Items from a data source
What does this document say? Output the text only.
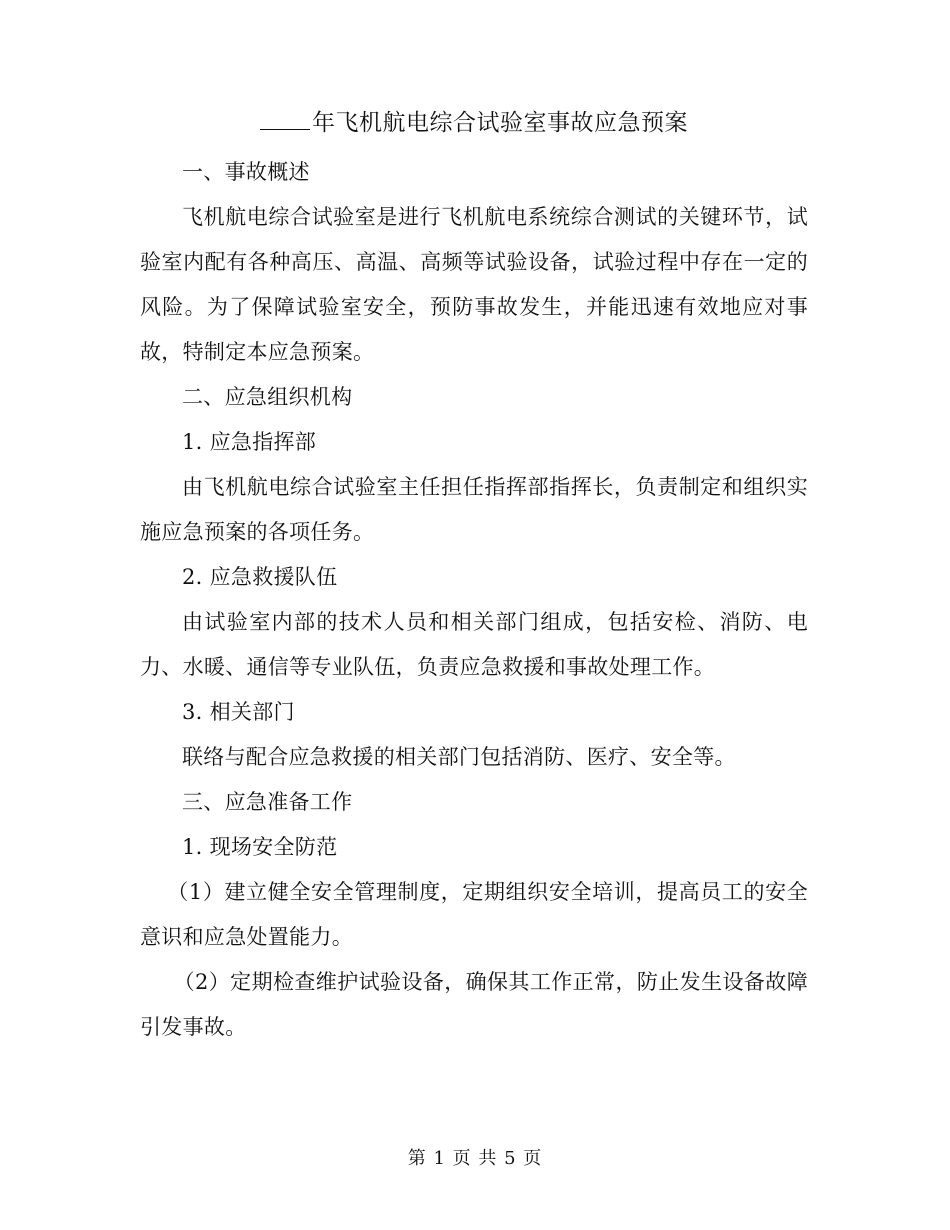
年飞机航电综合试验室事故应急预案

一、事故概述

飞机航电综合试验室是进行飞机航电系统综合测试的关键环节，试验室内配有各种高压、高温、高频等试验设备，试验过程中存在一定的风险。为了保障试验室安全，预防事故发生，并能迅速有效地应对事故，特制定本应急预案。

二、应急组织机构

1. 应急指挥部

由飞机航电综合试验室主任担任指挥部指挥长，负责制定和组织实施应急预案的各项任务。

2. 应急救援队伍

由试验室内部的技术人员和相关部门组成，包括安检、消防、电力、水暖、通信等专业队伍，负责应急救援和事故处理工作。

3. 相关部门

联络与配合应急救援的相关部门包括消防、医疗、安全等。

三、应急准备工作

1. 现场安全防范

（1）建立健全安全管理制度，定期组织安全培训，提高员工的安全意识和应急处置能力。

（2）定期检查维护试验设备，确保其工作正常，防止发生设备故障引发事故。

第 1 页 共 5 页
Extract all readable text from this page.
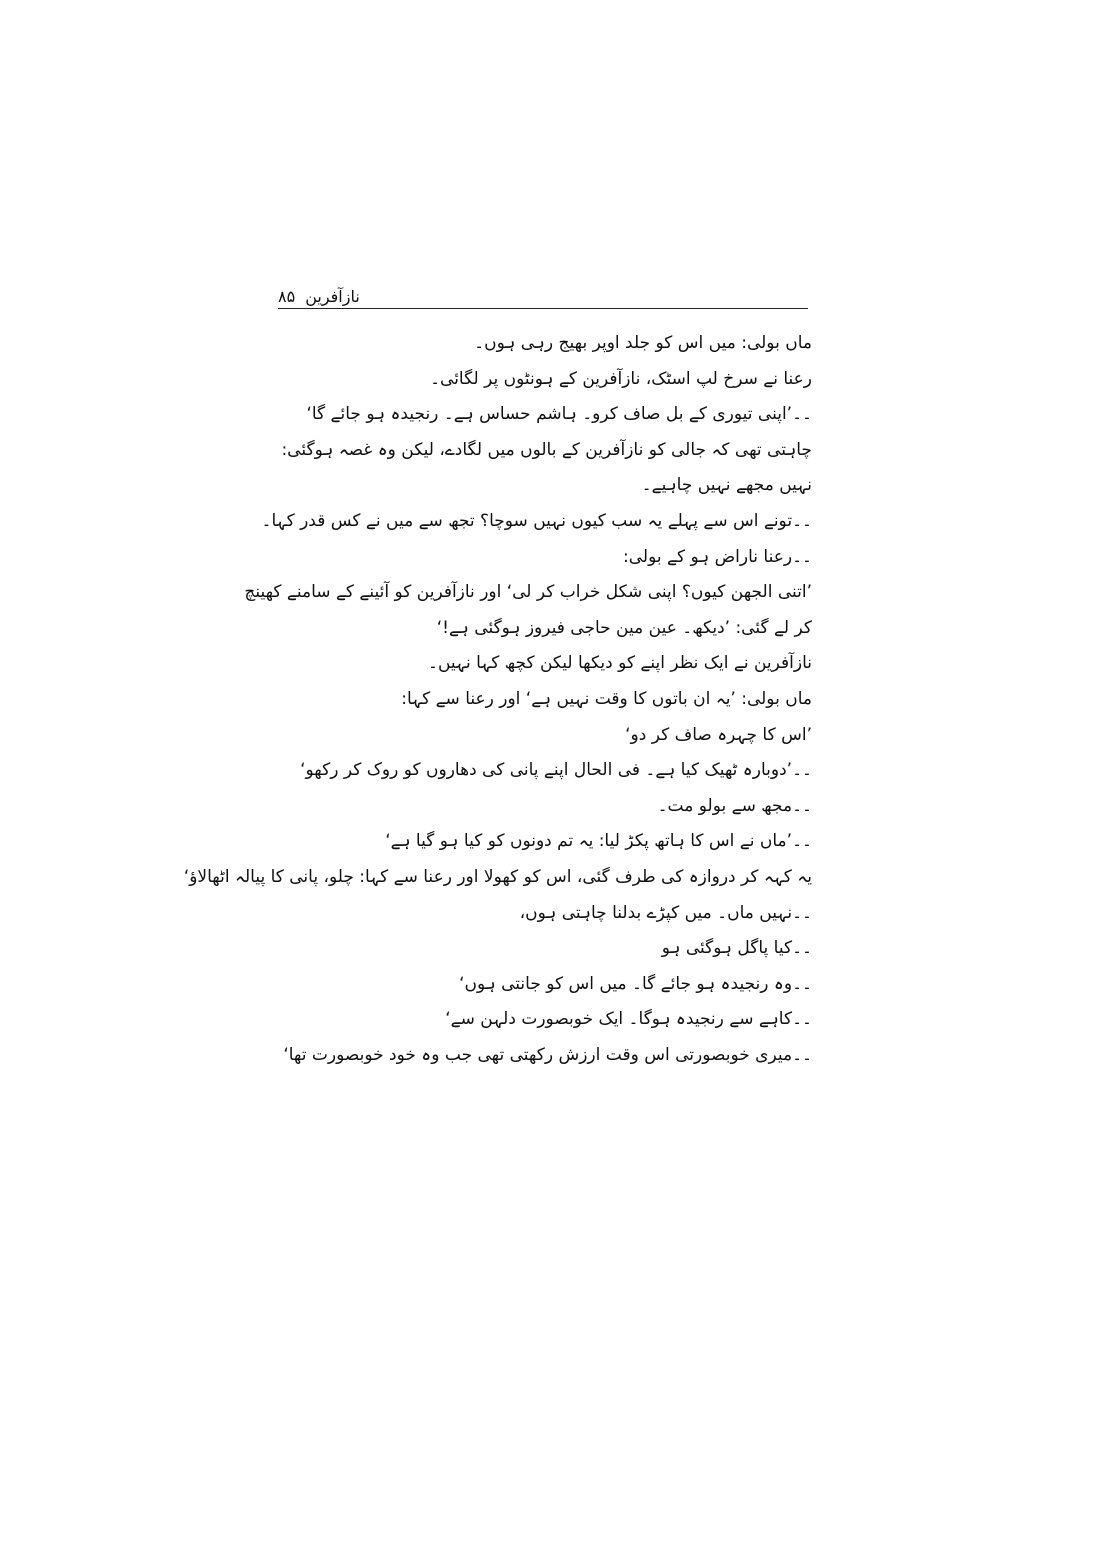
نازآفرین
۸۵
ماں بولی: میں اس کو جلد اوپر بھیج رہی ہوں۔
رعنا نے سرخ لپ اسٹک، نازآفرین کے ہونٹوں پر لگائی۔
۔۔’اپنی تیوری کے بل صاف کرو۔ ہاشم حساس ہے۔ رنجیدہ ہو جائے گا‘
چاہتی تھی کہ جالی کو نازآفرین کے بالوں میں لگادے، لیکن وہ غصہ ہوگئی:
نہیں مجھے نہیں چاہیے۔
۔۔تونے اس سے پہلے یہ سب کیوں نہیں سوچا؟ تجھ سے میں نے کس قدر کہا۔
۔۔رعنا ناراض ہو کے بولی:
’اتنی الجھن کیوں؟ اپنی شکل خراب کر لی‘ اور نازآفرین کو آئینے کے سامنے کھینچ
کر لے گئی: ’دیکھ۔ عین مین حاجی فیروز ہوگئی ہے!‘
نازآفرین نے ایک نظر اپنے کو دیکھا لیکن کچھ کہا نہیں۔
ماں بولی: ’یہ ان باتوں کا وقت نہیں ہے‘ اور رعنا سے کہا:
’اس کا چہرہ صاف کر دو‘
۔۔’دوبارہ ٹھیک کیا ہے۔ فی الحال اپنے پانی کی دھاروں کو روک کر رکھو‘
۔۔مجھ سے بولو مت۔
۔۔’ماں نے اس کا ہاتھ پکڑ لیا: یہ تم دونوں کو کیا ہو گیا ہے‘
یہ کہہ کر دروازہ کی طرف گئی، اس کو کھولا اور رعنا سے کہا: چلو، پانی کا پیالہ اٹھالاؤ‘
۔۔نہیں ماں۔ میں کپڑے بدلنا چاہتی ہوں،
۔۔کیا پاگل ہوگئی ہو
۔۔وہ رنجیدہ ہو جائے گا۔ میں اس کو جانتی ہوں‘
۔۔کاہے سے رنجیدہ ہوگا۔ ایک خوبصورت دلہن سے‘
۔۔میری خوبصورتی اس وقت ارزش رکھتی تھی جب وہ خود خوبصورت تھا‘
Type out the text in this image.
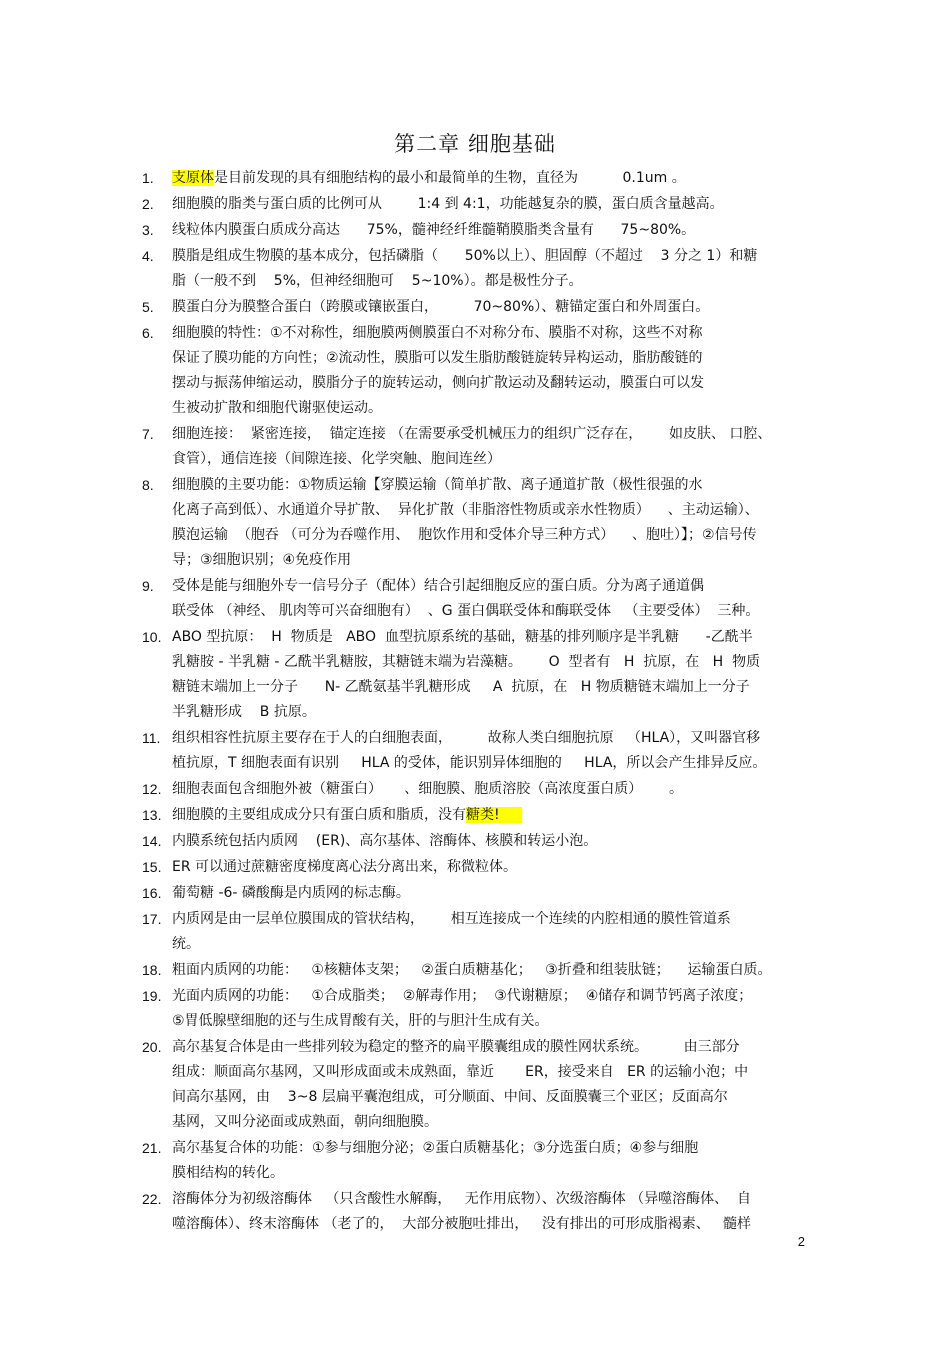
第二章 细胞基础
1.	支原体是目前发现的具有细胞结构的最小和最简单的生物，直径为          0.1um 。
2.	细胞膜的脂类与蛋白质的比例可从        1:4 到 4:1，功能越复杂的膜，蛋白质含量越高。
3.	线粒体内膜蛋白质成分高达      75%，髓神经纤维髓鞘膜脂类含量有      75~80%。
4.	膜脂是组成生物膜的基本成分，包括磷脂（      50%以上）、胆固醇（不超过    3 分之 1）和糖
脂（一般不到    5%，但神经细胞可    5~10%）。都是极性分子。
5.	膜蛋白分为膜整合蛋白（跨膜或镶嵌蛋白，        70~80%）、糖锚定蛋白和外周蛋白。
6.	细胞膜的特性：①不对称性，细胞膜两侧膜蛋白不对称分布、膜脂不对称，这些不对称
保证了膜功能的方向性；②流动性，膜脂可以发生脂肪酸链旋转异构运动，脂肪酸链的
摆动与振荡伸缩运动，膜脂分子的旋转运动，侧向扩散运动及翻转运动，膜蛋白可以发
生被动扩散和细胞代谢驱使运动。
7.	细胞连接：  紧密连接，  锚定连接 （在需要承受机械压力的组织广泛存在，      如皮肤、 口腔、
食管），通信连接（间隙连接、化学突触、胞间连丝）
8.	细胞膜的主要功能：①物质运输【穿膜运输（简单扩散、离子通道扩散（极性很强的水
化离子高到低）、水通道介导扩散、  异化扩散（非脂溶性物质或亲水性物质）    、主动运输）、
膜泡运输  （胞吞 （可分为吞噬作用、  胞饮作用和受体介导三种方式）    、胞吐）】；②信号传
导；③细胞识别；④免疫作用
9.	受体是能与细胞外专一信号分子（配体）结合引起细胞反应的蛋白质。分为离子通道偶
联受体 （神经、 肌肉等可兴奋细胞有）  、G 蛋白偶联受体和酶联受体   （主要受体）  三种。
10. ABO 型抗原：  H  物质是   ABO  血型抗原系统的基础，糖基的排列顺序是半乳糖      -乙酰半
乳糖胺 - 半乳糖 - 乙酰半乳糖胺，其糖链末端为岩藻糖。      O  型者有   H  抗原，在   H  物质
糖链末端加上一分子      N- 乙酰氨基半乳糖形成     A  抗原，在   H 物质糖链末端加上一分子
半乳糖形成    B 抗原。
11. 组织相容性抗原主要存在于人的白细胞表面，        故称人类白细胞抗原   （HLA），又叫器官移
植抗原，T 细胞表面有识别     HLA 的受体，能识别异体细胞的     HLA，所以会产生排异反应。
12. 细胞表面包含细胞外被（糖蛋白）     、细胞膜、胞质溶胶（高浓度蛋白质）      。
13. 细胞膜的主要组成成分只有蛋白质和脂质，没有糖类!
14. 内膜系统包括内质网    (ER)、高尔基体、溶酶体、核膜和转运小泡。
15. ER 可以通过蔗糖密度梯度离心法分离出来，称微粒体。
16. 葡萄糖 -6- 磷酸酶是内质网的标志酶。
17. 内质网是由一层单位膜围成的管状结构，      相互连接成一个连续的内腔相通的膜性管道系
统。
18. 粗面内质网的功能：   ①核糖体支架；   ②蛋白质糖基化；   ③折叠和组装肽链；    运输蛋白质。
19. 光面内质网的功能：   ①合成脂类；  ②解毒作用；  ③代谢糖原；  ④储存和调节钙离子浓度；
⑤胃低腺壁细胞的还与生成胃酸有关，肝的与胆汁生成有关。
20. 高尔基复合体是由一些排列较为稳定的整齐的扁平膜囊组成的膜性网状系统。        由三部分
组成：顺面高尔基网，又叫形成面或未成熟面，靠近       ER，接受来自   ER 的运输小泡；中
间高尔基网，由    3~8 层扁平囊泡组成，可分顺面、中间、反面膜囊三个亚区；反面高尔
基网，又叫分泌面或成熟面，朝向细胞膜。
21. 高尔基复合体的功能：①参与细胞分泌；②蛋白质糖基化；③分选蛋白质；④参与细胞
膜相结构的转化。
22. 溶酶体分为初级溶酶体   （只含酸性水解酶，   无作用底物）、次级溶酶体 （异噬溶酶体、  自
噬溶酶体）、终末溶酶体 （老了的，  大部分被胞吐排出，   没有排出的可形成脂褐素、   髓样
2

Task requirements –
Count the lines above that contain the word "ہوگئی", and give only that number.

The response –
3